↓↓↓

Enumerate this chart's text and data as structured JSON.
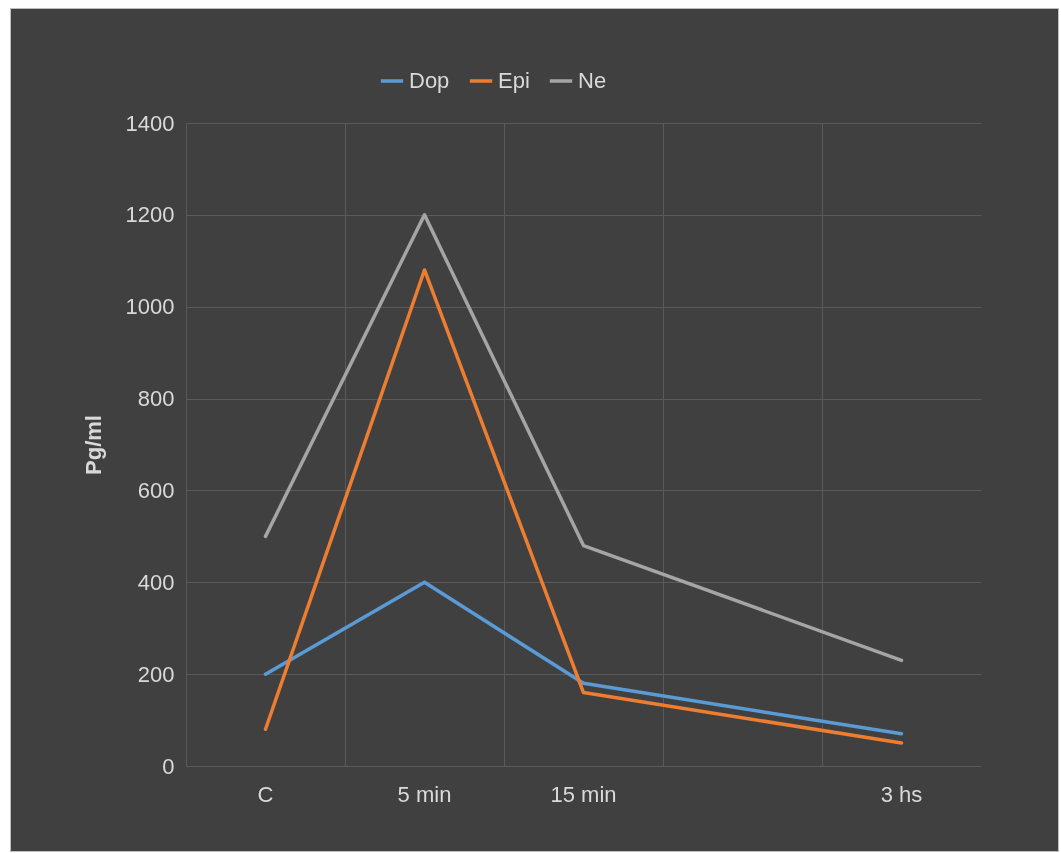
{
  "chart_data": {
    "type": "line",
    "ylabel": "Pg/ml",
    "categories": [
      "C",
      "5 min",
      "15 min",
      null,
      "3 hs"
    ],
    "series": [
      {
        "name": "Dop",
        "color": "#5b9bd5",
        "values": [
          200,
          400,
          180,
          null,
          70
        ]
      },
      {
        "name": "Epi",
        "color": "#ed7d31",
        "values": [
          80,
          1080,
          160,
          null,
          50
        ]
      },
      {
        "name": "Ne",
        "color": "#a5a5a5",
        "values": [
          500,
          1200,
          480,
          null,
          230
        ]
      }
    ],
    "ylim": [
      0,
      1400
    ],
    "yticks": [
      0,
      200,
      400,
      600,
      800,
      1000,
      1200,
      1400
    ],
    "grid": true,
    "legend": "top"
  }
}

↑↑↑

**WHAT THE EXERCISE ASKS:** Every record above should be written out again without change, except that the pictures are left out.

**REPLY TO THE TASK:**
Enumerate this chart's text and data as structured JSON.
{
  "chart_data": {
    "type": "line",
    "ylabel": "Pg/ml",
    "categories": [
      "C",
      "5 min",
      "15 min",
      null,
      "3 hs"
    ],
    "series": [
      {
        "name": "Dop",
        "color": "#5b9bd5",
        "values": [
          200,
          400,
          180,
          null,
          70
        ]
      },
      {
        "name": "Epi",
        "color": "#ed7d31",
        "values": [
          80,
          1080,
          160,
          null,
          50
        ]
      },
      {
        "name": "Ne",
        "color": "#a5a5a5",
        "values": [
          500,
          1200,
          480,
          null,
          230
        ]
      }
    ],
    "ylim": [
      0,
      1400
    ],
    "yticks": [
      0,
      200,
      400,
      600,
      800,
      1000,
      1200,
      1400
    ],
    "grid": true,
    "legend": "top"
  }
}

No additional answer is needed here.